### EXTRACTED RECORDS
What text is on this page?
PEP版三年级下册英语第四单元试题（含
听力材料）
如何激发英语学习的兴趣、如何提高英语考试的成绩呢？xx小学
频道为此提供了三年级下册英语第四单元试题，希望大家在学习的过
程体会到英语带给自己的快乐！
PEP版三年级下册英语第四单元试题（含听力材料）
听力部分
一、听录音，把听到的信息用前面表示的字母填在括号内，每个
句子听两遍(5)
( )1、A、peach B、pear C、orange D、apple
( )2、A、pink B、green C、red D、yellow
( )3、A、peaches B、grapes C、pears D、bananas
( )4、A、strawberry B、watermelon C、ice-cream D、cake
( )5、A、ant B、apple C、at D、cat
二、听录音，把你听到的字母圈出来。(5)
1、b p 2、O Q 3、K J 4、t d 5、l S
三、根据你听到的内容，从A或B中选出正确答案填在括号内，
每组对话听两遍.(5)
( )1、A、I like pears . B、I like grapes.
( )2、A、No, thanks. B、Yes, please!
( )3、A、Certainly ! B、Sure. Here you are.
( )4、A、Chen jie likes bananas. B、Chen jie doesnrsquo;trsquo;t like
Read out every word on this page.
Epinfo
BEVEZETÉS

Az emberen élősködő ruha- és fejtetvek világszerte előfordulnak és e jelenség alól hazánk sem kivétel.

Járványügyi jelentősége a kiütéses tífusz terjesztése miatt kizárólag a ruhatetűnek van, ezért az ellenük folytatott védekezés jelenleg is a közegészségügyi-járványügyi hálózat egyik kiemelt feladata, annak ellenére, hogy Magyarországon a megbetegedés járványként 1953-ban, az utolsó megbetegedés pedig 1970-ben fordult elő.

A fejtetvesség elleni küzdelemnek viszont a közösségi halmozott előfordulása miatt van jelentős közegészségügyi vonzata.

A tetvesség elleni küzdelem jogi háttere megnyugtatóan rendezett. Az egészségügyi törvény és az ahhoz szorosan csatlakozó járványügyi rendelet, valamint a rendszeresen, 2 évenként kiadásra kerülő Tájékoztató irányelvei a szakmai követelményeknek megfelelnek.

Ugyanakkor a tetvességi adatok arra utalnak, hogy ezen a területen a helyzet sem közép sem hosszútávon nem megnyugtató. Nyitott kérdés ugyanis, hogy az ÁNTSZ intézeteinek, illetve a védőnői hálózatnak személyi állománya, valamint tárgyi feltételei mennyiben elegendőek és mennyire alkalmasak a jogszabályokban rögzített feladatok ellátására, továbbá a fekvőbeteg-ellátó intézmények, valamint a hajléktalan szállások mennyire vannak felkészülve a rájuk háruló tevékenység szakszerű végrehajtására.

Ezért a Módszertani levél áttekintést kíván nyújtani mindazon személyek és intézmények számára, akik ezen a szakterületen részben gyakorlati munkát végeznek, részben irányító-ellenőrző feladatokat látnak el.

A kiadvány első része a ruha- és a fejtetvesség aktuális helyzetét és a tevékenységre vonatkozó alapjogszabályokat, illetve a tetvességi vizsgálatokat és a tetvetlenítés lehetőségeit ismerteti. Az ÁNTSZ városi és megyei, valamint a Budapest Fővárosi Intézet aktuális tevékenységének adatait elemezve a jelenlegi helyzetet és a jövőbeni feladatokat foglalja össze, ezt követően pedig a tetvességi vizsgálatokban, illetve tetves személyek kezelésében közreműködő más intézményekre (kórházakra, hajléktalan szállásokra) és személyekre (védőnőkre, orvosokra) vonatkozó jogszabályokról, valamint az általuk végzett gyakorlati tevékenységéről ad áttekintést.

### PROBLEM STATEMENT
Set down the material above again, word for word.

### CORRECT OUTPUT
What text is on this page?
PEP版三年级下册英语第四单元试题（含
听力材料）
如何激发英语学习的兴趣、如何提高英语考试的成绩呢？xx小学
频道为此提供了三年级下册英语第四单元试题，希望大家在学习的过
程体会到英语带给自己的快乐！
PEP版三年级下册英语第四单元试题（含听力材料）
听力部分
一、听录音，把听到的信息用前面表示的字母填在括号内，每个
句子听两遍(5)
( )1、A、peach B、pear C、orange D、apple
( )2、A、pink B、green C、red D、yellow
( )3、A、peaches B、grapes C、pears D、bananas
( )4、A、strawberry B、watermelon C、ice-cream D、cake
( )5、A、ant B、apple C、at D、cat
二、听录音，把你听到的字母圈出来。(5)
1、b p 2、O Q 3、K J 4、t d 5、l S
三、根据你听到的内容，从A或B中选出正确答案填在括号内，
每组对话听两遍.(5)
( )1、A、I like pears . B、I like grapes.
( )2、A、No, thanks. B、Yes, please!
( )3、A、Certainly ! B、Sure. Here you are.
( )4、A、Chen jie likes bananas. B、Chen jie doesnrsquo;trsquo;t like
Read out every word on this page.
Epinfo
BEVEZETÉS

Az emberen élősködő ruha- és fejtetvek világszerte előfordulnak és e jelenség alól hazánk sem kivétel.

Járványügyi jelentősége a kiütéses tífusz terjesztése miatt kizárólag a ruhatetűnek van, ezért az ellenük folytatott védekezés jelenleg is a közegészségügyi-járványügyi hálózat egyik kiemelt feladata, annak ellenére, hogy Magyarországon a megbetegedés járványként 1953-ban, az utolsó megbetegedés pedig 1970-ben fordult elő.

A fejtetvesség elleni küzdelemnek viszont a közösségi halmozott előfordulása miatt van jelentős közegészségügyi vonzata.

A tetvesség elleni küzdelem jogi háttere megnyugtatóan rendezett. Az egészségügyi törvény és az ahhoz szorosan csatlakozó járványügyi rendelet, valamint a rendszeresen, 2 évenként kiadásra kerülő Tájékoztató irányelvei a szakmai követelményeknek megfelelnek.

Ugyanakkor a tetvességi adatok arra utalnak, hogy ezen a területen a helyzet sem közép sem hosszútávon nem megnyugtató. Nyitott kérdés ugyanis, hogy az ÁNTSZ intézeteinek, illetve a védőnői hálózatnak személyi állománya, valamint tárgyi feltételei mennyiben elegendőek és mennyire alkalmasak a jogszabályokban rögzített feladatok ellátására, továbbá a fekvőbeteg-ellátó intézmények, valamint a hajléktalan szállások mennyire vannak felkészülve a rájuk háruló tevékenység szakszerű végrehajtására.

Ezért a Módszertani levél áttekintést kíván nyújtani mindazon személyek és intézmények számára, akik ezen a szakterületen részben gyakorlati munkát végeznek, részben irányító-ellenőrző feladatokat látnak el.

A kiadvány első része a ruha- és a fejtetvesség aktuális helyzetét és a tevékenységre vonatkozó alapjogszabályokat, illetve a tetvességi vizsgálatokat és a tetvetlenítés lehetőségeit ismerteti. Az ÁNTSZ városi és megyei, valamint a Budapest Fővárosi Intézet aktuális tevékenységének adatait elemezve a jelenlegi helyzetet és a jövőbeni feladatokat foglalja össze, ezt követően pedig a tetvességi vizsgálatokban, illetve tetves személyek kezelésében közreműködő más intézményekre (kórházakra, hajléktalan szállásokra) és személyekre (védőnőkre, orvosokra) vonatkozó jogszabályokról, valamint az általuk végzett gyakorlati tevékenységéről ad áttekintést.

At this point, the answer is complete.